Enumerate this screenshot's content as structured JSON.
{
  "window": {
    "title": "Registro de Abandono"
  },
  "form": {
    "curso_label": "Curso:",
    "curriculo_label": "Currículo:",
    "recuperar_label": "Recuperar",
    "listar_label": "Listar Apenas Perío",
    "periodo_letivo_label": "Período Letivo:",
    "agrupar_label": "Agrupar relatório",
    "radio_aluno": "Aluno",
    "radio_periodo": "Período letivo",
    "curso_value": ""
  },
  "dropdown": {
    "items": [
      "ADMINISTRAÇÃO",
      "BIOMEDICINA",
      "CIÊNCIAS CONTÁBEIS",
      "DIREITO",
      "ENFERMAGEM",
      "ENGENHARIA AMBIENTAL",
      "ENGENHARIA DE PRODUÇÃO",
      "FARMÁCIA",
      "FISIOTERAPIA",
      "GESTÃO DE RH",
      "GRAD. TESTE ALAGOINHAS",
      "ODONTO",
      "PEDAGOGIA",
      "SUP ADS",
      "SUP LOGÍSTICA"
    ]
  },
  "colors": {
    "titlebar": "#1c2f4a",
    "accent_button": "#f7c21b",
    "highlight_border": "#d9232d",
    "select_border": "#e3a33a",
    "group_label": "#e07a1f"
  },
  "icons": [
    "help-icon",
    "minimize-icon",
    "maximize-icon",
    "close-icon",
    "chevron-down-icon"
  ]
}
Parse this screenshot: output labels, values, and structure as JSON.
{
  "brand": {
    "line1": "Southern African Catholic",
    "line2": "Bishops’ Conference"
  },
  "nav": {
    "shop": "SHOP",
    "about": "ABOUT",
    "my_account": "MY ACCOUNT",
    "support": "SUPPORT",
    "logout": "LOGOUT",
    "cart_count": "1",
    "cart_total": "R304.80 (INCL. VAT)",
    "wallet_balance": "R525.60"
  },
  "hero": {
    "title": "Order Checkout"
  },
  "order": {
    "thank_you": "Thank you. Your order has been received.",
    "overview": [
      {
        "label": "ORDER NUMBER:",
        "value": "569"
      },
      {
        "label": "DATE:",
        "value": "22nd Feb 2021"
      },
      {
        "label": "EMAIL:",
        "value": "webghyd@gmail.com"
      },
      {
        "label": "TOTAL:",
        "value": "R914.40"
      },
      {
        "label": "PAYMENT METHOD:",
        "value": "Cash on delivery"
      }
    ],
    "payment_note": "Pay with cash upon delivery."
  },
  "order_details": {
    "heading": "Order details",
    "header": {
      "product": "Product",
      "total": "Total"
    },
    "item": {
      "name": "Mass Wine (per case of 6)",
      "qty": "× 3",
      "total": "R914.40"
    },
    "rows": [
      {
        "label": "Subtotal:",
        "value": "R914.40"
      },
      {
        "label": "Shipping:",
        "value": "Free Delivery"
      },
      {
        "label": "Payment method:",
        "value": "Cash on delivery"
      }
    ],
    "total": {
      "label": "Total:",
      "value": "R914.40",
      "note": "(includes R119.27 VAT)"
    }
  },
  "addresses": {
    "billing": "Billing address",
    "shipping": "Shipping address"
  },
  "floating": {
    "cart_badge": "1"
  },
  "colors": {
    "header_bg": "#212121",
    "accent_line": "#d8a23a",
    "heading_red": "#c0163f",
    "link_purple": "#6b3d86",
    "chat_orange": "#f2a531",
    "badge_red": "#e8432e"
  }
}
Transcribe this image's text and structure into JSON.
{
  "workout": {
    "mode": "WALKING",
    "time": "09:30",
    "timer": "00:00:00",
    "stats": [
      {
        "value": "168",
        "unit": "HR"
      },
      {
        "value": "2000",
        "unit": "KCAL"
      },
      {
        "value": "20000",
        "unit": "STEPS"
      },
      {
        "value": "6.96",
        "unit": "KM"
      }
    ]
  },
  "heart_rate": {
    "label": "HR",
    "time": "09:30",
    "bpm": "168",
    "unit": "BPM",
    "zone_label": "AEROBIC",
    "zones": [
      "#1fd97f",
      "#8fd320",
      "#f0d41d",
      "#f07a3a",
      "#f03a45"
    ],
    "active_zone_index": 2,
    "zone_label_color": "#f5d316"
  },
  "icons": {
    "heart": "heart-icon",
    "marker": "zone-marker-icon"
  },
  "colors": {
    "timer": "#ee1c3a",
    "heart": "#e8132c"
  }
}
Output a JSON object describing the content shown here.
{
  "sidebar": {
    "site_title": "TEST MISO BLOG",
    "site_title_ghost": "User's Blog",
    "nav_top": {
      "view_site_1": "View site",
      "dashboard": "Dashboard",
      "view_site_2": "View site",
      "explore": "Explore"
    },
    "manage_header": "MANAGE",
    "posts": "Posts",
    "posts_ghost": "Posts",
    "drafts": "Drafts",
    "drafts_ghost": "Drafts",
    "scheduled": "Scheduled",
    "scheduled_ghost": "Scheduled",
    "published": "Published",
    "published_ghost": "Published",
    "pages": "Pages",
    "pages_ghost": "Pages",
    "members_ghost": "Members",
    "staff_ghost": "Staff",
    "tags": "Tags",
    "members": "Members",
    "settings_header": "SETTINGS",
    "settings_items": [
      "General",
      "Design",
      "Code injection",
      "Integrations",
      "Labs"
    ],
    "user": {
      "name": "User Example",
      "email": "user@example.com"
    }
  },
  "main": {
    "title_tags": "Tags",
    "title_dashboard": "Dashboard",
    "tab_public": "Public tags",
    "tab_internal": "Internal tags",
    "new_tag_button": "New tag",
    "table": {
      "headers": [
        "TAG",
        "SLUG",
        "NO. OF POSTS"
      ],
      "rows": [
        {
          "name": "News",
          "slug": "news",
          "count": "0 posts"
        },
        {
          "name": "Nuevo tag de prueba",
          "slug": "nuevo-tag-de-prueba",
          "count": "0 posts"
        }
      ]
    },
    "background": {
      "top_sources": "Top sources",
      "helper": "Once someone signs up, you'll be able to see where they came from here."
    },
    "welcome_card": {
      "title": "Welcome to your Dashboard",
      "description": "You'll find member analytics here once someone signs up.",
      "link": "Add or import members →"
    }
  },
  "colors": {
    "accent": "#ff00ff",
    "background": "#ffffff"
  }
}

━━━━━━━━

▸ **STATED EXERCISE**
Within the entries above, report how many lines include "ENGENHARIA", and keep the answer to the number.

▸ **RESULT OF THIS TASK**
2